[Task details] From the passage on TikTok below, return the section that begins at the words "The United States wants" and stops after the words "hard to predict.", copied word for word.

A third point, also related to the algorithm, is that there are credible concerns that TikTok engages in global censorship, advancing the priorities of the Chinese government and stifling free speech. ASPI’s report on TikTok and WeChat uncovered extensive evidence that the platform engages in more aggressive forms of censorship — targeting pro-gay rights and anti-police brutality messages, for instance — and does so in a more global context than it has acknowledged publicly.

The U.S. has pushed back against TikTok in two ways

The U.S. government is using two separate legal channels to deal with TikTok, an approach that has led to confusion about how these government actions relate to each other.

The president’s Aug. 6 executive order blocked U.S. people and businesses from carrying out transactions with TikTok. This order used the president’s authority under the International Emergency Economic Powers Act (IEEPA). The administration claimed that it could do this because the threat from TikTok was a national security emergency.

This was surprising to many U.S.-China watchers, because it was well known at the time that the administration was already reviewing TikTok through CFIUS, which investigates the national security implications of foreign acquisitions of U.S. businesses and has blocked transactions in the past. The administration followed up with an Aug. 14 executive order that uses CFIUS to require the Chinese owner, ByteDance, to divest from TikTok within 90 days or cease operations. The two parallel processes seem duplicative and unnecessarily complicated, suggesting that there may be disagreement in the administration over how to deal with TikTok.

Since then, media observers and TikTok users have had to follow multiple plot turns as the U.S. government and TikTok have negotiated. Most likely, some of TikTok’s operations will be turned over to a new U.S.-based business. However, there is still dispute over who gets to control the algorithm and whether ByteDance’s founder will be allowed to retain a significant minority ownership stake.

The United States wants the algorithm sold to the new U.S. business that encompasses TikTok’s U.S. activities, but China has responded by imposing export controls that make the sale of the algorithm to a U.S. entity illegal. A further complication is the news that U.S.-based creators of content for TikTok are suing the U.S. government over the IEEPA-related ban, although ByteDance apparently will withdraw its similar lawsuit if the United States agrees to a restructuring deal.

What’s next? It’s hard to predict.

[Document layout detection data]
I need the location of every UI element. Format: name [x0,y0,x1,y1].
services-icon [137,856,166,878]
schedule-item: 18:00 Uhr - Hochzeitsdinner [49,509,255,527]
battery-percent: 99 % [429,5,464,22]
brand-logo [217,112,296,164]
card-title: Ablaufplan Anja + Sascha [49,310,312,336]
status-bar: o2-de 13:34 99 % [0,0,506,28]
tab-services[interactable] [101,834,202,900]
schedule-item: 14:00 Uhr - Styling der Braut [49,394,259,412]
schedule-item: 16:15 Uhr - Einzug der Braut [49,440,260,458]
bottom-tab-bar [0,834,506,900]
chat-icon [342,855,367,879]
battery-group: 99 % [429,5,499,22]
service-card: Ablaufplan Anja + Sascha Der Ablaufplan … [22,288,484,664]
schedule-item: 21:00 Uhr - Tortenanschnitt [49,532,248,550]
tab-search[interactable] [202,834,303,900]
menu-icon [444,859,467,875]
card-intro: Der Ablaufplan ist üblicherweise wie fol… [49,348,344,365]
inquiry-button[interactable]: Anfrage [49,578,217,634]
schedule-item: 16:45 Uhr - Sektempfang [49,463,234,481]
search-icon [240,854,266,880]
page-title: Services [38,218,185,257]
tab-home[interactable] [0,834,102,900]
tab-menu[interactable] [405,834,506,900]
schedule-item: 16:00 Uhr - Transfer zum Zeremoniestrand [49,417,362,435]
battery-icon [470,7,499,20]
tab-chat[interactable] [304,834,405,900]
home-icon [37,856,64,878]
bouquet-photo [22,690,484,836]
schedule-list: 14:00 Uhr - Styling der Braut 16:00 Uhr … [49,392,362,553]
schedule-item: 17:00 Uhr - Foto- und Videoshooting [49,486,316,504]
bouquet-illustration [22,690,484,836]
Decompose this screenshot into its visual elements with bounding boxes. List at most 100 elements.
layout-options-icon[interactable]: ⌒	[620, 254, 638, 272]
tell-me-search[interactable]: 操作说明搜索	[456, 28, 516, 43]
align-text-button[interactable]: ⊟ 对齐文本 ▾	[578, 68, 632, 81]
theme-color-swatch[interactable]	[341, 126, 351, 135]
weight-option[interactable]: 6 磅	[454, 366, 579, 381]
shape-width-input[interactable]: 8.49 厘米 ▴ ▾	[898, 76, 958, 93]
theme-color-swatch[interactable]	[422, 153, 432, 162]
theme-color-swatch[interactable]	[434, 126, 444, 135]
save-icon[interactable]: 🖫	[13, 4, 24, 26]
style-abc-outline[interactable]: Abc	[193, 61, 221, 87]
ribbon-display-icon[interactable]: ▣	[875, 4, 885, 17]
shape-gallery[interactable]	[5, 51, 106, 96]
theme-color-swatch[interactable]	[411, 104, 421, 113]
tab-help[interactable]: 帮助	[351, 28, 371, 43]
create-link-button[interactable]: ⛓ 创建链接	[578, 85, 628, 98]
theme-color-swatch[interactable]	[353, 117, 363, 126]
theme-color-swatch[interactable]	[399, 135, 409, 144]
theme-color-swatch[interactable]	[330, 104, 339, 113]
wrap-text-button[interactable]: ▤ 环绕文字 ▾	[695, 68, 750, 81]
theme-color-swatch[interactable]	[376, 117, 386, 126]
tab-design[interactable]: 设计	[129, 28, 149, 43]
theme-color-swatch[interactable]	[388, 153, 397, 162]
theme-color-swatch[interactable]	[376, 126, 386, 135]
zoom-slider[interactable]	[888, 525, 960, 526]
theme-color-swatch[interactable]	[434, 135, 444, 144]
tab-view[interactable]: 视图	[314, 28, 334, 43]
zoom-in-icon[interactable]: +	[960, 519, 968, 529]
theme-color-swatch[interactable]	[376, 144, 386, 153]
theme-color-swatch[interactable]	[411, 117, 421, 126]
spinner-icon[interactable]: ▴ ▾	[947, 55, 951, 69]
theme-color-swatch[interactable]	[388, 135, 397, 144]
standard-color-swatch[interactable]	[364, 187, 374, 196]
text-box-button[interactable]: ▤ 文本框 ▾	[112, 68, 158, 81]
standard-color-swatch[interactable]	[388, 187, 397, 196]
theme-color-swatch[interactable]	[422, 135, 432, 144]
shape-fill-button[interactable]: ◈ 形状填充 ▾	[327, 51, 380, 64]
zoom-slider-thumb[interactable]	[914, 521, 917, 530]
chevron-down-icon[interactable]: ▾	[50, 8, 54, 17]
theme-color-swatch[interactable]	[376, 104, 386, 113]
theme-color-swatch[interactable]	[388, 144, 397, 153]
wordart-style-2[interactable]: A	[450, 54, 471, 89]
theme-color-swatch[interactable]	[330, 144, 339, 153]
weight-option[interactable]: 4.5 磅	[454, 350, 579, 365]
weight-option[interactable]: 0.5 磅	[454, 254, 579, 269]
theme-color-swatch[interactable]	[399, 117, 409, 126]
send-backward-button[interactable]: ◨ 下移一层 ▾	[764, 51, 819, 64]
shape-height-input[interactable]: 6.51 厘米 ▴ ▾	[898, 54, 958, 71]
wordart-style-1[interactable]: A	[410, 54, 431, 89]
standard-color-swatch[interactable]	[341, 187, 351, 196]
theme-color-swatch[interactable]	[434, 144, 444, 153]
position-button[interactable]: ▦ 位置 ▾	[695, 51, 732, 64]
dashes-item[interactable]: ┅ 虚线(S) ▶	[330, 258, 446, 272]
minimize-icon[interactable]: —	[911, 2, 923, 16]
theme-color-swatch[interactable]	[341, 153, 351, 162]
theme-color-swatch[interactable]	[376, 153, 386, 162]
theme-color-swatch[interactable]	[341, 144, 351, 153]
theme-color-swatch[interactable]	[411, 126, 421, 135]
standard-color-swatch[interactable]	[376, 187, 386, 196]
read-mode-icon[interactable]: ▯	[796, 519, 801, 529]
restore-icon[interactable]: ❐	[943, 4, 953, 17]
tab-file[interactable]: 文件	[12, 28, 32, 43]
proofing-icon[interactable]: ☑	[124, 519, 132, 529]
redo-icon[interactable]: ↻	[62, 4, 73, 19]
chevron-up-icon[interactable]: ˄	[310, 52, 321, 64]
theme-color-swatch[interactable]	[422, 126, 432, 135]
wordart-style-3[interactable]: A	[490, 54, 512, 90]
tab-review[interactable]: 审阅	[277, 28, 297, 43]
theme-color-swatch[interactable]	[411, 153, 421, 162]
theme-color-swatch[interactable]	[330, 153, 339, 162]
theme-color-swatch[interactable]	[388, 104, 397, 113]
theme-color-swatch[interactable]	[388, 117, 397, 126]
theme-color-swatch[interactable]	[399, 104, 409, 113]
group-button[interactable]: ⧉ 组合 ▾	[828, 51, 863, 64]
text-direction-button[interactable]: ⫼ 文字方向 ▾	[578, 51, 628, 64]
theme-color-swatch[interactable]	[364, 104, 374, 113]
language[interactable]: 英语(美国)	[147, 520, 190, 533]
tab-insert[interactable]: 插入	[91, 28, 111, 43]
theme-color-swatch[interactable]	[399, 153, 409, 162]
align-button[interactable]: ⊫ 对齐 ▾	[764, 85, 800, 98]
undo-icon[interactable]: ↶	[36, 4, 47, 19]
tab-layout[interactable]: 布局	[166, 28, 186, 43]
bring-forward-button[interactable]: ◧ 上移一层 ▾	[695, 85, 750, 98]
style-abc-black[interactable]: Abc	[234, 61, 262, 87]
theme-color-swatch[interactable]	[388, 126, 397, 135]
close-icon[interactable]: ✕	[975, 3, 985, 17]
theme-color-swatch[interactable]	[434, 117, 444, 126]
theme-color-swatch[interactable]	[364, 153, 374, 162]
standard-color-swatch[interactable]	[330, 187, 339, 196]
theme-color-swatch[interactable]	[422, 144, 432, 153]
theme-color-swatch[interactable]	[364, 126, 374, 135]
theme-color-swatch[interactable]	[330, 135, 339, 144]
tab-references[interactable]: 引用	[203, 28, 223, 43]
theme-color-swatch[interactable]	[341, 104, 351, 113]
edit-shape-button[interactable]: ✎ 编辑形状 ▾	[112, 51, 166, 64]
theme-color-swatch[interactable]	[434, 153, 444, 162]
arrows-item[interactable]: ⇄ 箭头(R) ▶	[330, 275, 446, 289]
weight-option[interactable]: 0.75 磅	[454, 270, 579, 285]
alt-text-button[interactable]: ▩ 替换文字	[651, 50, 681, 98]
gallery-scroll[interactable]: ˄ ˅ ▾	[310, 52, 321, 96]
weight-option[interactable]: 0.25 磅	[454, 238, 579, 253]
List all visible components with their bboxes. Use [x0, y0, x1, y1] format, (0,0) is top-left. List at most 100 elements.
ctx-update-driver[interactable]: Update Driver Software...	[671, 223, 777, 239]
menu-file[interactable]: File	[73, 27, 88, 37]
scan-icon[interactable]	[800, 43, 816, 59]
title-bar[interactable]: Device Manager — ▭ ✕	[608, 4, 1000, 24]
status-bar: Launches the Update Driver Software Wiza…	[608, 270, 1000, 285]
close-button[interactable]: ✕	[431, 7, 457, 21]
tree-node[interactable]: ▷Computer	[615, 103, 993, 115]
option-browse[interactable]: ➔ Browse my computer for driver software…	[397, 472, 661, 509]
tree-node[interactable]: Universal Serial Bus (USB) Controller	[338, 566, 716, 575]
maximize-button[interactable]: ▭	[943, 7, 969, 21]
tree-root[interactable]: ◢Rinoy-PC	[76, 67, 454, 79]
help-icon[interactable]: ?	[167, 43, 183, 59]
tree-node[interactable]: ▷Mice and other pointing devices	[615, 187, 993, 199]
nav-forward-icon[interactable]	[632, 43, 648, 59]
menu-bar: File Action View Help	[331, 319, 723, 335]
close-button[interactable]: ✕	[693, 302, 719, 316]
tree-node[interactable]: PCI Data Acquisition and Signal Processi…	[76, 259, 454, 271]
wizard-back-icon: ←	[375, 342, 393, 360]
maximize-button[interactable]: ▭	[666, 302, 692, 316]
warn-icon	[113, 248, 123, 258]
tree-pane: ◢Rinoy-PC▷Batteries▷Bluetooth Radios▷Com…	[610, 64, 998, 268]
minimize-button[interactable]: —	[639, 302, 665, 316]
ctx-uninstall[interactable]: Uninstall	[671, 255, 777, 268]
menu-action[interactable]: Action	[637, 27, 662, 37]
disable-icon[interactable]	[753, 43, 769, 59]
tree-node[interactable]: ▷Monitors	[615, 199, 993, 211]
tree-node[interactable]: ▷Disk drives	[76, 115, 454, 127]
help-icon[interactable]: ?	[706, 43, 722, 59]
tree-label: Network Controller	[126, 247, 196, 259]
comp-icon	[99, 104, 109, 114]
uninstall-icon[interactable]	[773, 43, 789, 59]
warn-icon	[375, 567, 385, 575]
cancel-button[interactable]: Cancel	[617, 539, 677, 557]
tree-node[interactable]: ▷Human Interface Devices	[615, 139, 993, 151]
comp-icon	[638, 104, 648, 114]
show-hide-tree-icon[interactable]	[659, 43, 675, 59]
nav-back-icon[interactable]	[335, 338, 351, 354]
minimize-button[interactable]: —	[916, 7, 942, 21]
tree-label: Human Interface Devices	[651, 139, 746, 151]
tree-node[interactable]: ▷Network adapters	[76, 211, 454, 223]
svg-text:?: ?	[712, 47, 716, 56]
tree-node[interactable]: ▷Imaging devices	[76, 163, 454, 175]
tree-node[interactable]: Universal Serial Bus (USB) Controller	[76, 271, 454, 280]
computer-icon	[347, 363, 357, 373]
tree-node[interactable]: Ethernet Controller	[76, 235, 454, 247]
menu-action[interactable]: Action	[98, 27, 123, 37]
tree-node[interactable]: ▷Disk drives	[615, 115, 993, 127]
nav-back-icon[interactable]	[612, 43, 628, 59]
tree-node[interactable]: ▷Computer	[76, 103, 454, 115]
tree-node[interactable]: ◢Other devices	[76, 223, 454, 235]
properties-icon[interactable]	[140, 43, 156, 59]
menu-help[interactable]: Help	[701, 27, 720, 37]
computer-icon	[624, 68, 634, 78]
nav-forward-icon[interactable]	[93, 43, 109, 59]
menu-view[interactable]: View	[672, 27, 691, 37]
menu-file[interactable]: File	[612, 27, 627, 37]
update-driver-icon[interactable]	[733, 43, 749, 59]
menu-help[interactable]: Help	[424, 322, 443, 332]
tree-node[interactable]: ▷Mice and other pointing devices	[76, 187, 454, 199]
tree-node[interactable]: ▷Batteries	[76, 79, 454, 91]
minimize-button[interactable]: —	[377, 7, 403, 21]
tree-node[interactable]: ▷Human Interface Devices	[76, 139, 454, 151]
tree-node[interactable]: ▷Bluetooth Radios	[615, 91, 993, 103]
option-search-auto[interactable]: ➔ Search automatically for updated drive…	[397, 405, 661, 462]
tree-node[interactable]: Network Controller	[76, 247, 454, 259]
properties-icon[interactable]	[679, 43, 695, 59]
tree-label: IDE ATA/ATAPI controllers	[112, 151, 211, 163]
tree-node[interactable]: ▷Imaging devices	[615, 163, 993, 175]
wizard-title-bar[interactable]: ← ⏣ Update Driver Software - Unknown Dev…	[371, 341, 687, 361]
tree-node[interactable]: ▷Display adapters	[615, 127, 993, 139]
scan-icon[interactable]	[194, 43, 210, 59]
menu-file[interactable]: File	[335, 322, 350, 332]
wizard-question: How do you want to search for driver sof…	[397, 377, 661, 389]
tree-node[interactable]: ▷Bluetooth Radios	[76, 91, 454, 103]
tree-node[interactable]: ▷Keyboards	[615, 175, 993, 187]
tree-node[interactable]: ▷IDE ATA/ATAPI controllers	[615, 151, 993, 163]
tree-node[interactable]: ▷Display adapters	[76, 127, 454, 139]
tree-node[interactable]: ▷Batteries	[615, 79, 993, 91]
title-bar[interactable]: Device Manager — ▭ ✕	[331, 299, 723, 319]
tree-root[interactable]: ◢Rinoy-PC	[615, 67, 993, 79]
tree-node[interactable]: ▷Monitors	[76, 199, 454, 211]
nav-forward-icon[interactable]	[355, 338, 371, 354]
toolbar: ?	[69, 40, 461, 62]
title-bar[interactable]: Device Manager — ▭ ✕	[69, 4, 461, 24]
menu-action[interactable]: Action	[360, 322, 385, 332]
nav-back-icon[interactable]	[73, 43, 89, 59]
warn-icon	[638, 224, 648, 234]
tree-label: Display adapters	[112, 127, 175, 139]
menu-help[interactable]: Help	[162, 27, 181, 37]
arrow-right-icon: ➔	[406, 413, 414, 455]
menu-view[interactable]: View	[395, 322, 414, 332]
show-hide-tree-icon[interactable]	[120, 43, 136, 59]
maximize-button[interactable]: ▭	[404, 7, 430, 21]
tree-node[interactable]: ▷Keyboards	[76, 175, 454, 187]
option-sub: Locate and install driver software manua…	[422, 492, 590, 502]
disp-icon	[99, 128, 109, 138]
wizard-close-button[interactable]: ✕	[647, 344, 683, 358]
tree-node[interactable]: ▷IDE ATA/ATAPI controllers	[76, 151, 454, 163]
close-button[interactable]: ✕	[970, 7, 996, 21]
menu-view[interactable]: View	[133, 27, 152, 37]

[Answer for this exercise]
The United States wants the algorithm sold to the new U.S. business that encompasses TikTok’s U.S. activities, but China has responded by imposing export controls that make the sale of the algorithm to a U.S. entity illegal. A further complication is the news that U.S.-based creators of content for TikTok are suing the U.S. government over the IEEPA-related ban, although ByteDance apparently will withdraw its similar lawsuit if the United States agrees to a restructuring deal.

What’s next? It’s hard to predict.